WHAT THE TASK ASKS:
Identify the lines in the data below that contain "已知函数f" and give only how many there are.

Dataset entries:
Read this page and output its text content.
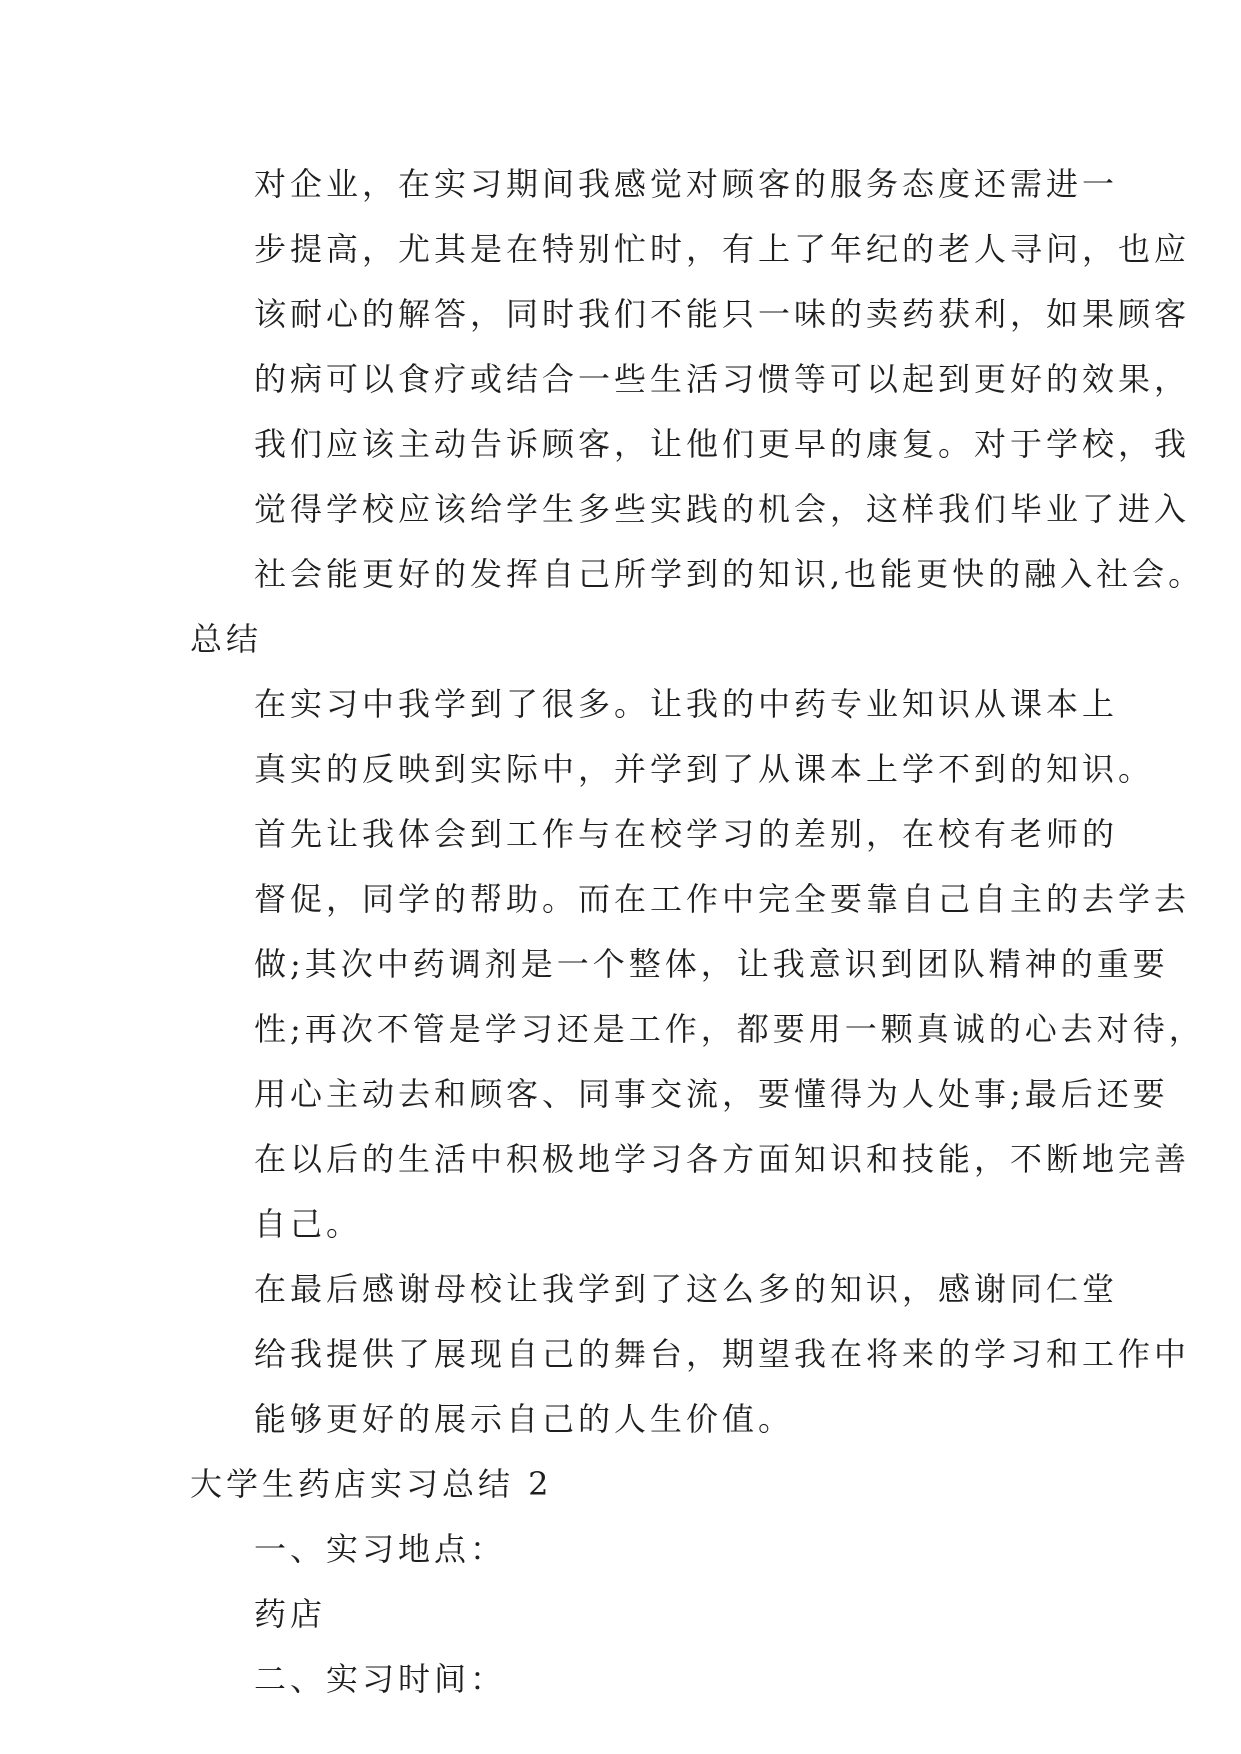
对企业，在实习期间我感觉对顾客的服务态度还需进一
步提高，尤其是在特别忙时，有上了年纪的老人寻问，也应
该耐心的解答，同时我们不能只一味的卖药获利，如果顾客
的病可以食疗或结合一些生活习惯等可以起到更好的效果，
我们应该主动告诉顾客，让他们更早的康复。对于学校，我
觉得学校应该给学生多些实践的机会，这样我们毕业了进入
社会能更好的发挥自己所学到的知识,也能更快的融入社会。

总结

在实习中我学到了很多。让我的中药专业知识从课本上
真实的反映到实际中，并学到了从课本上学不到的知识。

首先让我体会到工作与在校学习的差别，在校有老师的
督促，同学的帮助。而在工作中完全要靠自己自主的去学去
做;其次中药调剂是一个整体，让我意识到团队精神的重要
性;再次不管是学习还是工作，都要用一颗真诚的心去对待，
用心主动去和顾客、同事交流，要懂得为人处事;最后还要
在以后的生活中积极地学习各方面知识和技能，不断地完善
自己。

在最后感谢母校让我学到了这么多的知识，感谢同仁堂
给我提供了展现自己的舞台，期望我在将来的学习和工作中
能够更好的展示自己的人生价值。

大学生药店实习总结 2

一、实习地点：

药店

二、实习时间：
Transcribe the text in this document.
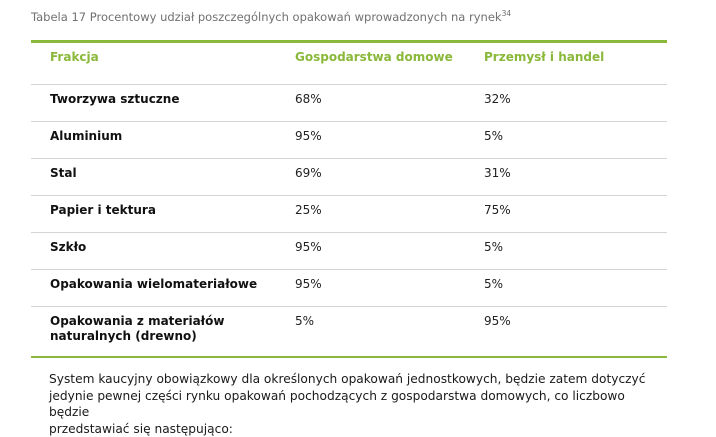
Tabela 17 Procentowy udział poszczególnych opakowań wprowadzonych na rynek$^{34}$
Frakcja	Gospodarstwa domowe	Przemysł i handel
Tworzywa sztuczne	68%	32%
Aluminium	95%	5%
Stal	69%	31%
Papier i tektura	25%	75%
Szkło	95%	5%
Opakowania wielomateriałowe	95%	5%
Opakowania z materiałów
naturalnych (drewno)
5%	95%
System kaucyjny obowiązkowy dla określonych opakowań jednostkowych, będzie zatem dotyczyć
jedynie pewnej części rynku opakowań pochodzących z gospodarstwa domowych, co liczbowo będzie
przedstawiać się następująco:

* * *

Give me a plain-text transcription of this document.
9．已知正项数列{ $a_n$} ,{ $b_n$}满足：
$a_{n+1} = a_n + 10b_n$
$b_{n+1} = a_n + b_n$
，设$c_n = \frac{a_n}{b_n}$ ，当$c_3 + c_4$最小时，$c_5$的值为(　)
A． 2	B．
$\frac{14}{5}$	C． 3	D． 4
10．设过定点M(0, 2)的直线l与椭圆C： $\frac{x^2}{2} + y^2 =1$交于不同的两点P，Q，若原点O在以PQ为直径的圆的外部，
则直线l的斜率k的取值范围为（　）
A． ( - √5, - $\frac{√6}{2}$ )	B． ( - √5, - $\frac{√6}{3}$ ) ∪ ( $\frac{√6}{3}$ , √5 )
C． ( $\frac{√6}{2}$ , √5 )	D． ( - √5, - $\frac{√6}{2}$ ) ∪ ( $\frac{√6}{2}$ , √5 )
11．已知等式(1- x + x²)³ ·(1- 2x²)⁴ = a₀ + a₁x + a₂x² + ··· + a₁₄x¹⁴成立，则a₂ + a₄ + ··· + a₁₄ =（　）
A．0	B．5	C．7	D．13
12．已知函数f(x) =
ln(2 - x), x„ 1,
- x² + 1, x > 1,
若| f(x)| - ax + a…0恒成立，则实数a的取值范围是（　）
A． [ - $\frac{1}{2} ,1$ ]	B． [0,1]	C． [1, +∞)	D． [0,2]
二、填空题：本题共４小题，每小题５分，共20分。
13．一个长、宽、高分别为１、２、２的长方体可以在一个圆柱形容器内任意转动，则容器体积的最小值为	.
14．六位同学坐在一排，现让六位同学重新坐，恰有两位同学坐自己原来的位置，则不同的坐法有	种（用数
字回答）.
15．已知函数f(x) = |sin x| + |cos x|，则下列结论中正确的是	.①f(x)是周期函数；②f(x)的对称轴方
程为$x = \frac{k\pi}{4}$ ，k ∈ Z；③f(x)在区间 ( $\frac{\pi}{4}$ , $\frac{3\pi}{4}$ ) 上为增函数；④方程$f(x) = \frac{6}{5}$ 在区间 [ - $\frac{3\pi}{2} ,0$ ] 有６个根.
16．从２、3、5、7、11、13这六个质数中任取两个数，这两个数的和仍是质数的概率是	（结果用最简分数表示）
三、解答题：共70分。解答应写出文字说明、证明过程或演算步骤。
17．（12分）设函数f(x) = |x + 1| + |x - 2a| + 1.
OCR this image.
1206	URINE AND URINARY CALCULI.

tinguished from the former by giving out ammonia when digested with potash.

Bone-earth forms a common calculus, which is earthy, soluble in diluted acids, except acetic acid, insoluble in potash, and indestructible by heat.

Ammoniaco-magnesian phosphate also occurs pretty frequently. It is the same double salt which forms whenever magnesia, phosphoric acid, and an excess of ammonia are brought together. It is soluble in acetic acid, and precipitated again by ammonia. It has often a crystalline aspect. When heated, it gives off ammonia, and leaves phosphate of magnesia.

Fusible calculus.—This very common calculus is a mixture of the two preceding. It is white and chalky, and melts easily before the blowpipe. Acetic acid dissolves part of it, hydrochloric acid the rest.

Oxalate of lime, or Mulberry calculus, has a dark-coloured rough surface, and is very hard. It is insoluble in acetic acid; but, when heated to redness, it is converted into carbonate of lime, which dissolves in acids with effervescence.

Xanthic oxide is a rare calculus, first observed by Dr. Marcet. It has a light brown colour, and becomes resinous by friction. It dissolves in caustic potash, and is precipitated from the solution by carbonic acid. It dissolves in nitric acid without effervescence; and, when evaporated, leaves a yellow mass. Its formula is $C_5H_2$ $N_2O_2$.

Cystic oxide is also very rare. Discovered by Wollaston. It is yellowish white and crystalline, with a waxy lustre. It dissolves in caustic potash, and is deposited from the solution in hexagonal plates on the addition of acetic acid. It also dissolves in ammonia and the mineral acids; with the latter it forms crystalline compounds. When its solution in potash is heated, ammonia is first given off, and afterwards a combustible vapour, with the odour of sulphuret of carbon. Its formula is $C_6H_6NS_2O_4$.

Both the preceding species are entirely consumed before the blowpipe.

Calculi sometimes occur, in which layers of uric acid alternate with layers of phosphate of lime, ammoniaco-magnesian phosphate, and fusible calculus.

* * *

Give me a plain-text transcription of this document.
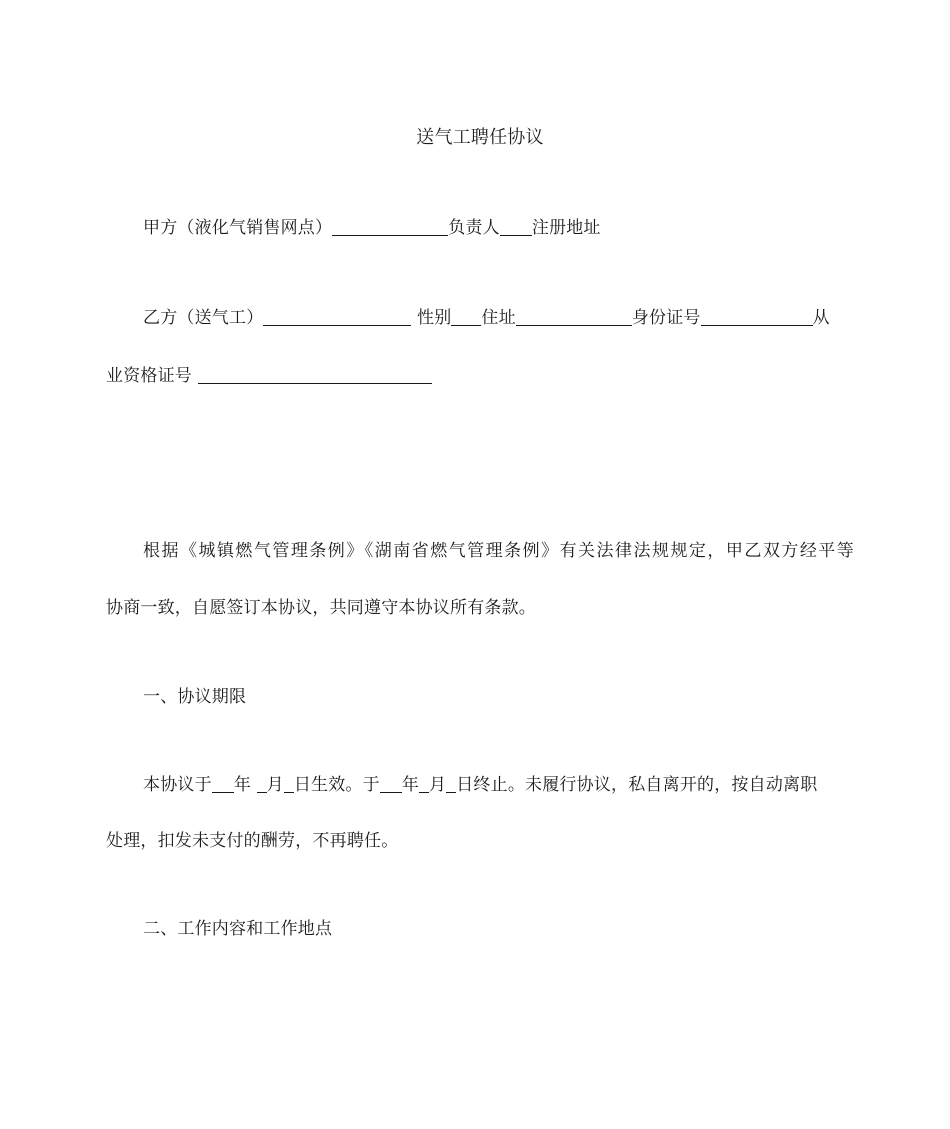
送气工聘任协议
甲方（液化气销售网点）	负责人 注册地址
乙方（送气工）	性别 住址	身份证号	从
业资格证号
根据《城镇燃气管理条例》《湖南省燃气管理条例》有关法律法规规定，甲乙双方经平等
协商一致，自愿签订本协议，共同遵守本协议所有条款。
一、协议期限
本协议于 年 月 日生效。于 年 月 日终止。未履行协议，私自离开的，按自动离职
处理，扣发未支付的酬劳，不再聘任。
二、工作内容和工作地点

FINISHED ANSWER:
2